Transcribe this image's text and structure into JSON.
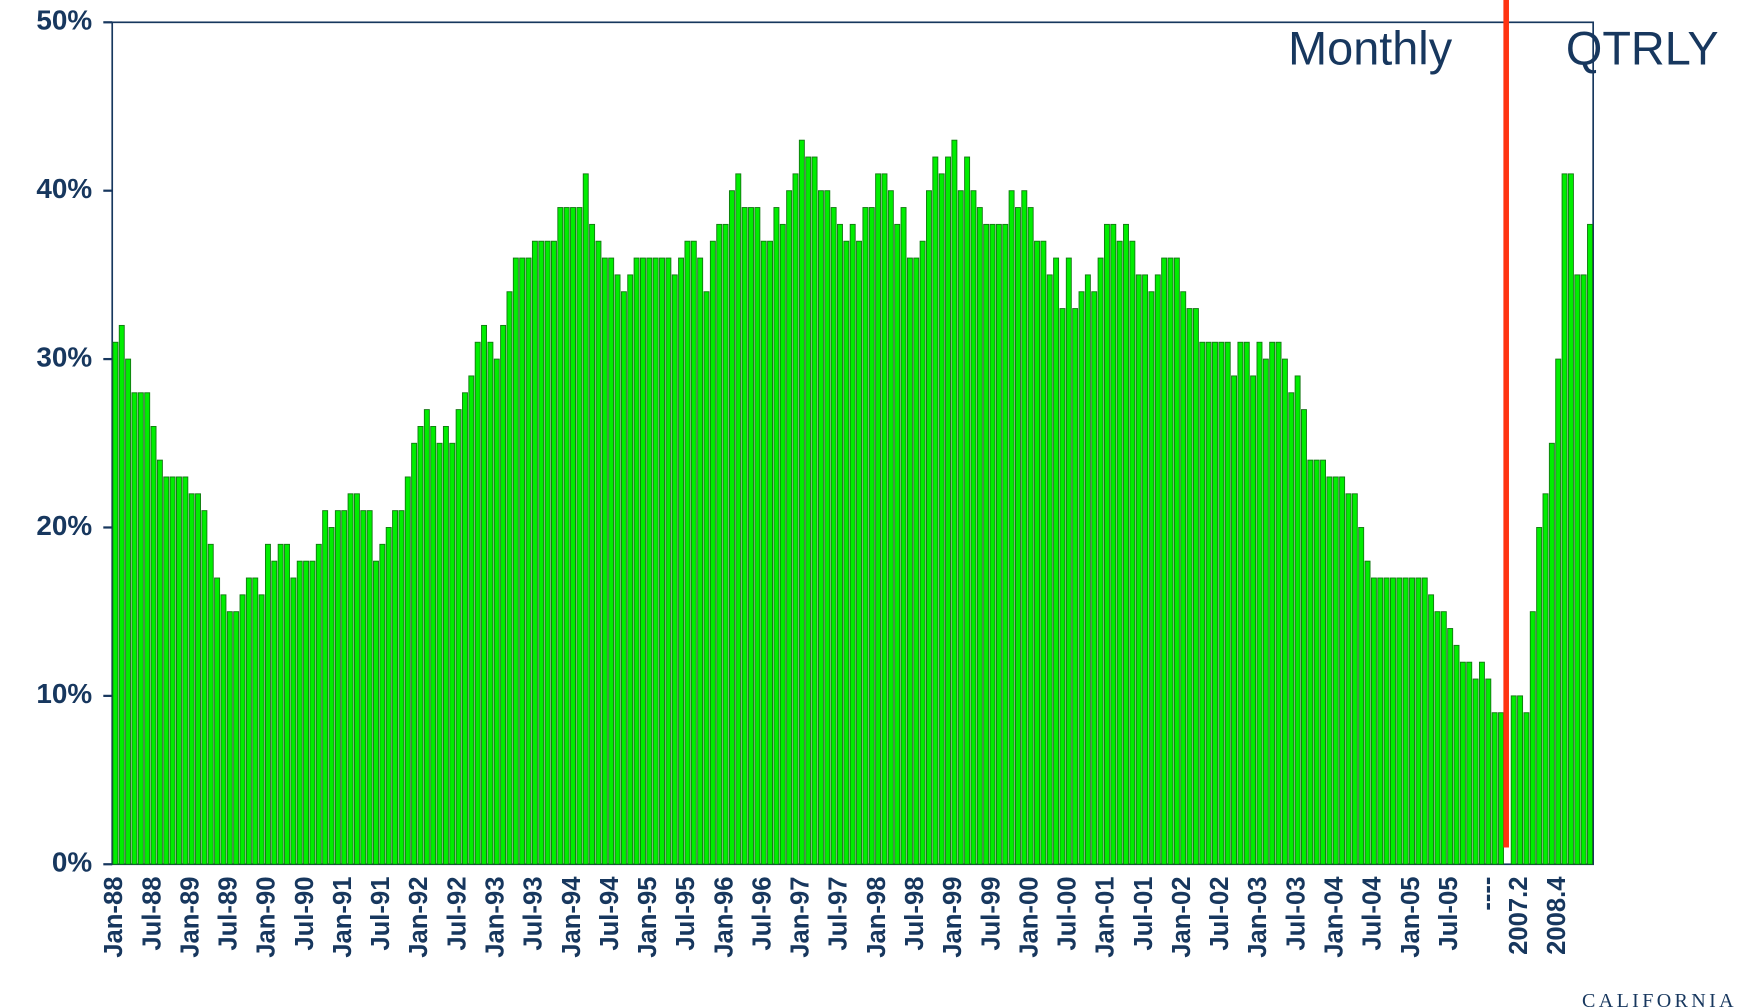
{
  "chart_data": {
    "type": "bar",
    "annotations": [
      "Monthly",
      "QTRLY"
    ],
    "logo_text": "CALIFORNIA",
    "color": "#00ee00",
    "ylim": [
      0,
      50
    ],
    "yticks": [
      {
        "value": 0,
        "label": "0%"
      },
      {
        "value": 10,
        "label": "10%"
      },
      {
        "value": 20,
        "label": "20%"
      },
      {
        "value": 30,
        "label": "30%"
      },
      {
        "value": 40,
        "label": "40%"
      },
      {
        "value": 50,
        "label": "50%"
      }
    ],
    "categories": [
      "Jan-88",
      null,
      null,
      null,
      null,
      null,
      "Jul-88",
      null,
      null,
      null,
      null,
      null,
      "Jan-89",
      null,
      null,
      null,
      null,
      null,
      "Jul-89",
      null,
      null,
      null,
      null,
      null,
      "Jan-90",
      null,
      null,
      null,
      null,
      null,
      "Jul-90",
      null,
      null,
      null,
      null,
      null,
      "Jan-91",
      null,
      null,
      null,
      null,
      null,
      "Jul-91",
      null,
      null,
      null,
      null,
      null,
      "Jan-92",
      null,
      null,
      null,
      null,
      null,
      "Jul-92",
      null,
      null,
      null,
      null,
      null,
      "Jan-93",
      null,
      null,
      null,
      null,
      null,
      "Jul-93",
      null,
      null,
      null,
      null,
      null,
      "Jan-94",
      null,
      null,
      null,
      null,
      null,
      "Jul-94",
      null,
      null,
      null,
      null,
      null,
      "Jan-95",
      null,
      null,
      null,
      null,
      null,
      "Jul-95",
      null,
      null,
      null,
      null,
      null,
      "Jan-96",
      null,
      null,
      null,
      null,
      null,
      "Jul-96",
      null,
      null,
      null,
      null,
      null,
      "Jan-97",
      null,
      null,
      null,
      null,
      null,
      "Jul-97",
      null,
      null,
      null,
      null,
      null,
      "Jan-98",
      null,
      null,
      null,
      null,
      null,
      "Jul-98",
      null,
      null,
      null,
      null,
      null,
      "Jan-99",
      null,
      null,
      null,
      null,
      null,
      "Jul-99",
      null,
      null,
      null,
      null,
      null,
      "Jan-00",
      null,
      null,
      null,
      null,
      null,
      "Jul-00",
      null,
      null,
      null,
      null,
      null,
      "Jan-01",
      null,
      null,
      null,
      null,
      null,
      "Jul-01",
      null,
      null,
      null,
      null,
      null,
      "Jan-02",
      null,
      null,
      null,
      null,
      null,
      "Jul-02",
      null,
      null,
      null,
      null,
      null,
      "Jan-03",
      null,
      null,
      null,
      null,
      null,
      "Jul-03",
      null,
      null,
      null,
      null,
      null,
      "Jan-04",
      null,
      null,
      null,
      null,
      null,
      "Jul-04",
      null,
      null,
      null,
      null,
      null,
      "Jan-05",
      null,
      null,
      null,
      null,
      null,
      "Jul-05",
      null,
      null,
      null,
      null,
      null,
      "----",
      null,
      null,
      null,
      null,
      "2007.2",
      null,
      null,
      null,
      null,
      null,
      "2008.4",
      null,
      null,
      null,
      null,
      null
    ],
    "values": [
      31,
      32,
      30,
      28,
      28,
      28,
      26,
      24,
      23,
      23,
      23,
      23,
      22,
      22,
      21,
      19,
      17,
      16,
      15,
      15,
      16,
      17,
      17,
      16,
      19,
      18,
      19,
      19,
      17,
      18,
      18,
      18,
      19,
      21,
      20,
      21,
      21,
      22,
      22,
      21,
      21,
      18,
      19,
      20,
      21,
      21,
      23,
      25,
      26,
      27,
      26,
      25,
      26,
      25,
      27,
      28,
      29,
      31,
      32,
      31,
      30,
      32,
      34,
      36,
      36,
      36,
      37,
      37,
      37,
      37,
      39,
      39,
      39,
      39,
      41,
      38,
      37,
      36,
      36,
      35,
      34,
      35,
      36,
      36,
      36,
      36,
      36,
      36,
      35,
      36,
      37,
      37,
      36,
      34,
      37,
      38,
      38,
      40,
      41,
      39,
      39,
      39,
      37,
      37,
      39,
      38,
      40,
      41,
      43,
      42,
      42,
      40,
      40,
      39,
      38,
      37,
      38,
      37,
      39,
      39,
      41,
      41,
      40,
      38,
      39,
      36,
      36,
      37,
      40,
      42,
      41,
      42,
      43,
      40,
      42,
      40,
      39,
      38,
      38,
      38,
      38,
      40,
      39,
      40,
      39,
      37,
      37,
      35,
      36,
      33,
      36,
      33,
      34,
      35,
      34,
      36,
      38,
      38,
      37,
      38,
      37,
      35,
      35,
      34,
      35,
      36,
      36,
      36,
      34,
      33,
      33,
      31,
      31,
      31,
      31,
      31,
      29,
      31,
      31,
      29,
      31,
      30,
      31,
      31,
      30,
      28,
      29,
      27,
      24,
      24,
      24,
      23,
      23,
      23,
      22,
      22,
      20,
      18,
      17,
      17,
      17,
      17,
      17,
      17,
      17,
      17,
      17,
      16,
      15,
      15,
      14,
      13,
      12,
      12,
      11,
      12,
      11,
      9,
      9,
      null,
      10,
      10,
      9,
      15,
      20,
      22,
      25,
      30,
      41,
      41,
      35,
      35,
      38
    ]
  }
}
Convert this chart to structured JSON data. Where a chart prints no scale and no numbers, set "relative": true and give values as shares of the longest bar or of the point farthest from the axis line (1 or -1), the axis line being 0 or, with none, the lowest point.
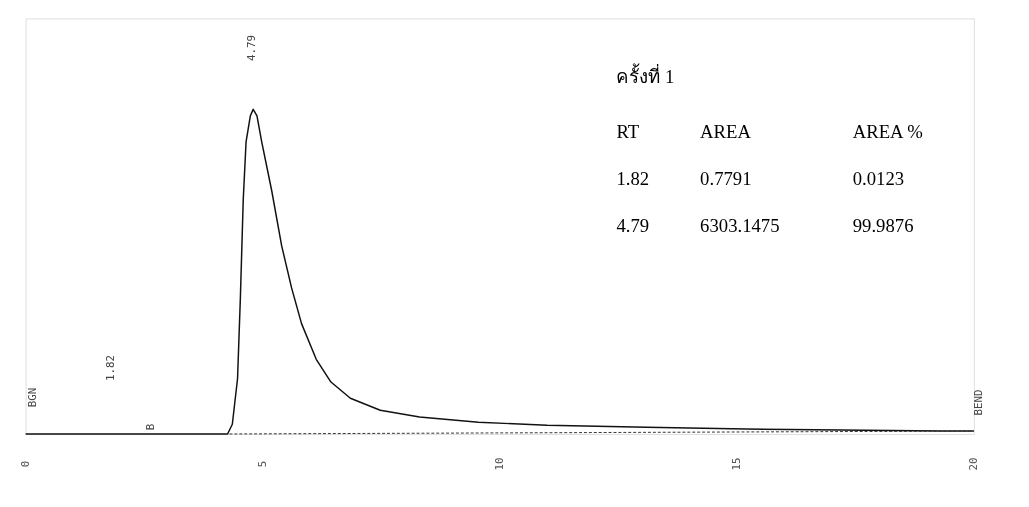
{
  "chart_data": {
    "type": "line",
    "relative": true,
    "xlim": [
      0,
      20
    ],
    "xticks": [
      0,
      5,
      10,
      15,
      20
    ],
    "grid": false,
    "marker": "none",
    "series": [
      {
        "color": "#111111",
        "line_style": "solid",
        "x": [
          0,
          3.2,
          4.26,
          4.36,
          4.47,
          4.53,
          4.59,
          4.65,
          4.74,
          4.8,
          4.88,
          4.98,
          5.19,
          5.4,
          5.61,
          5.82,
          6.13,
          6.44,
          6.85,
          7.48,
          8.31,
          9.55,
          11.0,
          13.1,
          15.2,
          17.2,
          19.3,
          20
        ],
        "values": [
          0,
          0,
          0,
          0.03,
          0.17,
          0.42,
          0.72,
          0.9,
          0.98,
          1,
          0.98,
          0.9,
          0.75,
          0.58,
          0.45,
          0.34,
          0.23,
          0.16,
          0.11,
          0.073,
          0.052,
          0.036,
          0.027,
          0.021,
          0.015,
          0.012,
          0.009,
          0.009
        ]
      },
      {
        "color": "#333333",
        "line_style": "dashed",
        "x": [
          4.3,
          20
        ],
        "values": [
          0,
          0.009
        ]
      }
    ],
    "annotations": [
      "4.79",
      "1.82",
      "BGN",
      "B",
      "BEND",
      "ครั้งที่ 1",
      "RT",
      "AREA",
      "AREA %",
      "1.82",
      "0.7791",
      "0.0123",
      "4.79",
      "6303.1475",
      "99.9876"
    ]
  }
}
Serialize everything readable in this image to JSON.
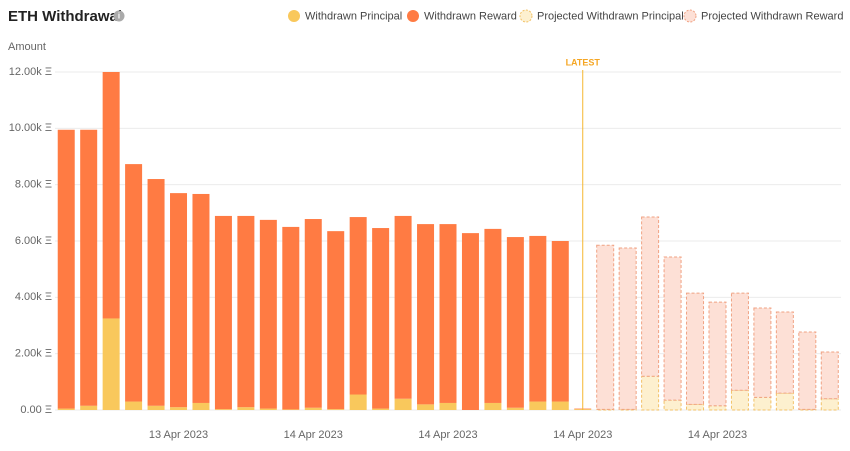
{
  "chart_data": {
    "type": "bar",
    "stacked": true,
    "title": "ETH Withdrawal",
    "y_label": "Amount",
    "annotation": "LATEST",
    "categories": [
      null,
      null,
      null,
      null,
      null,
      "13 Apr 2023",
      null,
      null,
      null,
      null,
      null,
      "14 Apr 2023",
      null,
      null,
      null,
      null,
      null,
      "14 Apr 2023",
      null,
      null,
      null,
      null,
      null,
      "14 Apr 2023",
      null,
      null,
      null,
      null,
      null,
      "14 Apr 2023",
      null,
      null,
      null,
      null,
      null
    ],
    "series": [
      {
        "name": "Withdrawn Principal",
        "color": "#f9c85c",
        "dashed": false,
        "values": [
          50,
          150,
          3250,
          300,
          150,
          100,
          250,
          30,
          100,
          50,
          20,
          80,
          30,
          550,
          50,
          400,
          200,
          250,
          0,
          250,
          80,
          300,
          300,
          30,
          null,
          null,
          null,
          null,
          null,
          null,
          null,
          null,
          null,
          null,
          null
        ]
      },
      {
        "name": "Withdrawn Reward",
        "color": "#ff7b43",
        "dashed": false,
        "values": [
          9900,
          9800,
          8750,
          8430,
          8050,
          7600,
          7420,
          6860,
          6790,
          6700,
          6480,
          6700,
          6320,
          6300,
          6410,
          6490,
          6400,
          6350,
          6280,
          6180,
          6060,
          5880,
          5700,
          20,
          null,
          null,
          null,
          null,
          null,
          null,
          null,
          null,
          null,
          null,
          null
        ]
      },
      {
        "name": "Projected Withdrawn Principal",
        "color": "#fdf0cf",
        "stroke": "#f2c268",
        "dashed": true,
        "values": [
          null,
          null,
          null,
          null,
          null,
          null,
          null,
          null,
          null,
          null,
          null,
          null,
          null,
          null,
          null,
          null,
          null,
          null,
          null,
          null,
          null,
          null,
          null,
          null,
          20,
          20,
          1200,
          350,
          200,
          150,
          700,
          450,
          600,
          20,
          400
        ]
      },
      {
        "name": "Projected Withdrawn Reward",
        "color": "#fde0d6",
        "stroke": "#f0a283",
        "dashed": true,
        "values": [
          null,
          null,
          null,
          null,
          null,
          null,
          null,
          null,
          null,
          null,
          null,
          null,
          null,
          null,
          null,
          null,
          null,
          null,
          null,
          null,
          null,
          null,
          null,
          null,
          5830,
          5730,
          5650,
          5080,
          3950,
          3680,
          3450,
          3170,
          2880,
          2750,
          1660
        ]
      }
    ],
    "ylim": [
      0,
      12000
    ],
    "yticks": [
      {
        "value": 0,
        "label": "0.00 Ξ"
      },
      {
        "value": 2000,
        "label": "2.00k Ξ"
      },
      {
        "value": 4000,
        "label": "4.00k Ξ"
      },
      {
        "value": 6000,
        "label": "6.00k Ξ"
      },
      {
        "value": 8000,
        "label": "8.00k Ξ"
      },
      {
        "value": 10000,
        "label": "10.00k Ξ"
      },
      {
        "value": 12000,
        "label": "12.00k Ξ"
      }
    ],
    "grid": true
  }
}
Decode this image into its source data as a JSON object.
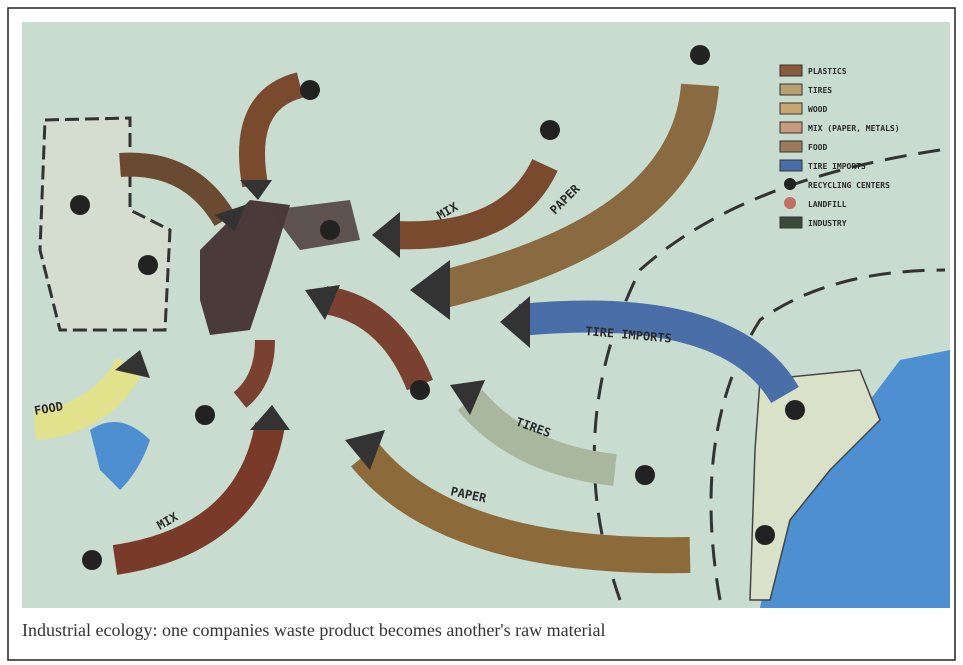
+---+
_Problem requirements_
State the count of lines holding the string "Projected" in the listing above, and nothing else.

_Written response_
2